Return the records, each one exactly as written.

# # #

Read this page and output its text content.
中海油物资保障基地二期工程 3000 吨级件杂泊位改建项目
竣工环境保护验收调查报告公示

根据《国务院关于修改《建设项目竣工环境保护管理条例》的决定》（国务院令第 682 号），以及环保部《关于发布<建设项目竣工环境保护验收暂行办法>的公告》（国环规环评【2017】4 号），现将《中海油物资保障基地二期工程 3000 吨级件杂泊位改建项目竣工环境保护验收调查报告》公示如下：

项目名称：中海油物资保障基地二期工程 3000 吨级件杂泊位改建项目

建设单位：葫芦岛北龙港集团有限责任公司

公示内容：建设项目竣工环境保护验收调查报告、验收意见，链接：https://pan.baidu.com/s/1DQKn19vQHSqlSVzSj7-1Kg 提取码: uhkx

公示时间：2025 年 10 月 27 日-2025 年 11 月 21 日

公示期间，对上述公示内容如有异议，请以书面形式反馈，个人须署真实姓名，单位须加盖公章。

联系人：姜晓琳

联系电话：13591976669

# # #

* COMPLETE OUTPUT
Read this page and output its text content.
中海油物资保障基地二期工程 3000 吨级件杂泊位改建项目
竣工环境保护验收调查报告公示

根据《国务院关于修改《建设项目竣工环境保护管理条例》的决定》（国务院令第 682 号），以及环保部《关于发布<建设项目竣工环境保护验收暂行办法>的公告》（国环规环评【2017】4 号），现将《中海油物资保障基地二期工程 3000 吨级件杂泊位改建项目竣工环境保护验收调查报告》公示如下：

项目名称：中海油物资保障基地二期工程 3000 吨级件杂泊位改建项目

建设单位：葫芦岛北龙港集团有限责任公司

公示内容：建设项目竣工环境保护验收调查报告、验收意见，链接：https://pan.baidu.com/s/1DQKn19vQHSqlSVzSj7-1Kg 提取码: uhkx

公示时间：2025 年 10 月 27 日-2025 年 11 月 21 日

公示期间，对上述公示内容如有异议，请以书面形式反馈，个人须署真实姓名，单位须加盖公章。

联系人：姜晓琳

联系电话：13591976669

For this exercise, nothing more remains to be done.